═════ DATASET CONTENT ═════

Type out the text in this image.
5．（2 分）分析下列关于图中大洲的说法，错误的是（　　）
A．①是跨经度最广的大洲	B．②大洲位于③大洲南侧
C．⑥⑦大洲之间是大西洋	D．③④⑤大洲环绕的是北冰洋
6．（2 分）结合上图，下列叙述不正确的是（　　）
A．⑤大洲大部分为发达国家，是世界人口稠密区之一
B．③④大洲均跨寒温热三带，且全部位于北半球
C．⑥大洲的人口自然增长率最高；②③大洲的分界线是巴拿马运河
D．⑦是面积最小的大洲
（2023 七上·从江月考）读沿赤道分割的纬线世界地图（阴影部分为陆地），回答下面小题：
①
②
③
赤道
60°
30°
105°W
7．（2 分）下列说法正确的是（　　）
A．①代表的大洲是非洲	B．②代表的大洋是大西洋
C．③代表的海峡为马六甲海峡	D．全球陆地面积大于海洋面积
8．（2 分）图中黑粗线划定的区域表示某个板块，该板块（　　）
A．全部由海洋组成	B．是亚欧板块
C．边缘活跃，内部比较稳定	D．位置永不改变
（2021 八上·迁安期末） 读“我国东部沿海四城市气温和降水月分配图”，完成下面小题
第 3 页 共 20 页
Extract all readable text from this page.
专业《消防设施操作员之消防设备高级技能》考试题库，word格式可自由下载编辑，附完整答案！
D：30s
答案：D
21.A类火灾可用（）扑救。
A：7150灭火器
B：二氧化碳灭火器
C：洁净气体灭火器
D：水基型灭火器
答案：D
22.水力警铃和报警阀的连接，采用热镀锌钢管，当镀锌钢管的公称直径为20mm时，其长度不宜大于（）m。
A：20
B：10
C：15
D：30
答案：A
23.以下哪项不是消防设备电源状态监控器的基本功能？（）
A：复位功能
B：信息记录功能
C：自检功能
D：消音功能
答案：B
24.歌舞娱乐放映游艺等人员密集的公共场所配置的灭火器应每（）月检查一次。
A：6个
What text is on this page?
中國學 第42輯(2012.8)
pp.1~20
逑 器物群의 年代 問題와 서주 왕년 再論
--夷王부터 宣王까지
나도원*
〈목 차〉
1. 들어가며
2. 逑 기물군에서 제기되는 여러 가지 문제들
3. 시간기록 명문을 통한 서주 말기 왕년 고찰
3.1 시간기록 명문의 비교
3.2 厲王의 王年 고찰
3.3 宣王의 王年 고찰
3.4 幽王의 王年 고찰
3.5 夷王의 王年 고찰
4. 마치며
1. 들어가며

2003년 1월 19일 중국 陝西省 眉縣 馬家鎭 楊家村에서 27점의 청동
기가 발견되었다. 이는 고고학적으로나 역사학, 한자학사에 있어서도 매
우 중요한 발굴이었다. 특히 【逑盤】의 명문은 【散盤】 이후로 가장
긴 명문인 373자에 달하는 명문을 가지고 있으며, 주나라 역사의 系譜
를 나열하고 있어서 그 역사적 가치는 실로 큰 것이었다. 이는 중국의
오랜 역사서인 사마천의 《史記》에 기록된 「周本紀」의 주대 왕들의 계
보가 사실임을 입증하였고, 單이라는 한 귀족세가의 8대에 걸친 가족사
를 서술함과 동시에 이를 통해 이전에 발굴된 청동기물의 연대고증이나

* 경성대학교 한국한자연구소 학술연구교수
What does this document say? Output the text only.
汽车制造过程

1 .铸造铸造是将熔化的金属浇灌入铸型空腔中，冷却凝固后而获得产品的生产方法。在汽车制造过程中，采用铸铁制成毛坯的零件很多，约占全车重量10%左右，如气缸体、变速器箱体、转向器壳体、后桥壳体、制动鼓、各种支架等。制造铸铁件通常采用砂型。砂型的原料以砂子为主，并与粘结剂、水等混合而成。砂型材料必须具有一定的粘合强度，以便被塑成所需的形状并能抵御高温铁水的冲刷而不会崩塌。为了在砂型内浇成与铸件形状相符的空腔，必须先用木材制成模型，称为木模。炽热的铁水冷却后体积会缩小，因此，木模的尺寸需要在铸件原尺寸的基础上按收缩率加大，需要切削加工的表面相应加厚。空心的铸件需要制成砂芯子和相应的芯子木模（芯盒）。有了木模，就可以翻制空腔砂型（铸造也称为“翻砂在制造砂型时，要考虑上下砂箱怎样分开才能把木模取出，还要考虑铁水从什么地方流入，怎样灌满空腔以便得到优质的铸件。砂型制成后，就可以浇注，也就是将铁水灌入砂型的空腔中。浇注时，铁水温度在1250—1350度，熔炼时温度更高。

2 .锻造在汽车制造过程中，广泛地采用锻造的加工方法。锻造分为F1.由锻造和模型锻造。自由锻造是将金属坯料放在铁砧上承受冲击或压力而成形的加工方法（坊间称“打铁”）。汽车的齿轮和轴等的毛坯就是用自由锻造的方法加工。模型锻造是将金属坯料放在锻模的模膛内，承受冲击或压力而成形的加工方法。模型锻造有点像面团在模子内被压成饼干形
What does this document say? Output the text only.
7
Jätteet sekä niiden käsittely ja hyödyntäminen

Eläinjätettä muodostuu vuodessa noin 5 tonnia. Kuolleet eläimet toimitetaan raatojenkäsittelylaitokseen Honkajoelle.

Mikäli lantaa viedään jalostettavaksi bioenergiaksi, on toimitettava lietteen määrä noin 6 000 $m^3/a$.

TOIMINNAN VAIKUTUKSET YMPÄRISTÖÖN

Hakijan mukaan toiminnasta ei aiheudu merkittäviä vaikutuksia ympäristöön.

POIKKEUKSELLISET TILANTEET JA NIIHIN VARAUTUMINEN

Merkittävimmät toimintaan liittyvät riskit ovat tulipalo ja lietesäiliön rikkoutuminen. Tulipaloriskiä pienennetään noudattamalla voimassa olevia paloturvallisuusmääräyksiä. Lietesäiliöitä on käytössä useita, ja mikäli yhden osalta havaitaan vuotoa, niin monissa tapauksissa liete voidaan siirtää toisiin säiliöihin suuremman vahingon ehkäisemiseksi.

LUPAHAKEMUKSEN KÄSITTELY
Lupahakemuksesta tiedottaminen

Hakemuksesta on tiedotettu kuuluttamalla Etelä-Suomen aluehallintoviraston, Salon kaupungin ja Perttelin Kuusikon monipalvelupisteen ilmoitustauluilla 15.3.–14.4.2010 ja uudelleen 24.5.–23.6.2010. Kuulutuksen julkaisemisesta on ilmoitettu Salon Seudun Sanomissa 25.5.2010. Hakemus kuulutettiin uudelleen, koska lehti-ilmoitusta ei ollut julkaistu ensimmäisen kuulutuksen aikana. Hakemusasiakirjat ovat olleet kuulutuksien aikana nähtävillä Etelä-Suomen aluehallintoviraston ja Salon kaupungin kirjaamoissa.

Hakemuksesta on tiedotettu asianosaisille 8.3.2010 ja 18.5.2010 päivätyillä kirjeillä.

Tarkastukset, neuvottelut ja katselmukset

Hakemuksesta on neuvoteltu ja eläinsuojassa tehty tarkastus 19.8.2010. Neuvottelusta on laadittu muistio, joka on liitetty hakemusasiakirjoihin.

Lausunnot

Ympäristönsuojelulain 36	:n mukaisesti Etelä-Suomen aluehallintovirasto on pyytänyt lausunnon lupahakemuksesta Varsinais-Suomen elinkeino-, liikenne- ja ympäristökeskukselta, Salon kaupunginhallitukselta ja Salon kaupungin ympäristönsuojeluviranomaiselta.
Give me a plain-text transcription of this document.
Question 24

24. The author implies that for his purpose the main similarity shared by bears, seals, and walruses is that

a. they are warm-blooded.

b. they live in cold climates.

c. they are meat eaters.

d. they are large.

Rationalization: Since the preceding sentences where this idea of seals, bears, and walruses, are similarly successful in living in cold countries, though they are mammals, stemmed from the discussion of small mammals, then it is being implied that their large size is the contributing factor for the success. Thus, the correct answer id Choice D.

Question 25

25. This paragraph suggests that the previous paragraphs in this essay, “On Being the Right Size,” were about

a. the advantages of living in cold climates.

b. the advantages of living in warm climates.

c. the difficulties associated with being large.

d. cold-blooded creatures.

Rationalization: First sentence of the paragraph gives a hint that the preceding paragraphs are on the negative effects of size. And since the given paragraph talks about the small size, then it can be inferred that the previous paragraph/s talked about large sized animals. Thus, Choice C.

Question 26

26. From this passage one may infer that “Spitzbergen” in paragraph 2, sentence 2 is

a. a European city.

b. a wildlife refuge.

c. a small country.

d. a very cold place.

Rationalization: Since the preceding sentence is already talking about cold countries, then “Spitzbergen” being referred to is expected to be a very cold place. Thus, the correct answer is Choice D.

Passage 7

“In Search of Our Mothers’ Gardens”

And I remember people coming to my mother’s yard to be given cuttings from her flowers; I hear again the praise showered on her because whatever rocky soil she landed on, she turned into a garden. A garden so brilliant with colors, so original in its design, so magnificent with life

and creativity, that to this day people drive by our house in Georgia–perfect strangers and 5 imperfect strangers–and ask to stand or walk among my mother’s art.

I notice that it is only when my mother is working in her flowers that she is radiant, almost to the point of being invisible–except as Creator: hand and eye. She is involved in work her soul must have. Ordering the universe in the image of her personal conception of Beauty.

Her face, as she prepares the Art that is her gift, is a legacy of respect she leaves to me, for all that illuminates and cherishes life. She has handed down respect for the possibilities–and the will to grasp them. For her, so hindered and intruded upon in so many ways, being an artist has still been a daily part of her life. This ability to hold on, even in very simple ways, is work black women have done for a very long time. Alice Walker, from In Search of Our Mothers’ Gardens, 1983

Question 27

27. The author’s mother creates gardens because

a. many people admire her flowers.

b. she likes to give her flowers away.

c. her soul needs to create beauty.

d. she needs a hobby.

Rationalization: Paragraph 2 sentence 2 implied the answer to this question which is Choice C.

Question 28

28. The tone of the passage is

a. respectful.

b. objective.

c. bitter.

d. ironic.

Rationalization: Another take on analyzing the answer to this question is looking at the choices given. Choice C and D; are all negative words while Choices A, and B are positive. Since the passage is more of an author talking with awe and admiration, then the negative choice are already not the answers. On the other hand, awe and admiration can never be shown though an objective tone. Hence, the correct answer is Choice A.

═════

Select from the material above each line in which the string "living" appears, and list those lines.

* SOLUTION TO THIS PROBLEM *
Rationalization: Since the preceding sentences where this idea of seals, bears, and walruses, are similarly successful in living in cold countries, though they are mammals, stemmed from the discussion of small mammals, then it is being implied that their large size is the contributing factor for the success. Thus, the correct answer id Choice D.
a. the advantages of living in cold climates.
b. the advantages of living in warm climates.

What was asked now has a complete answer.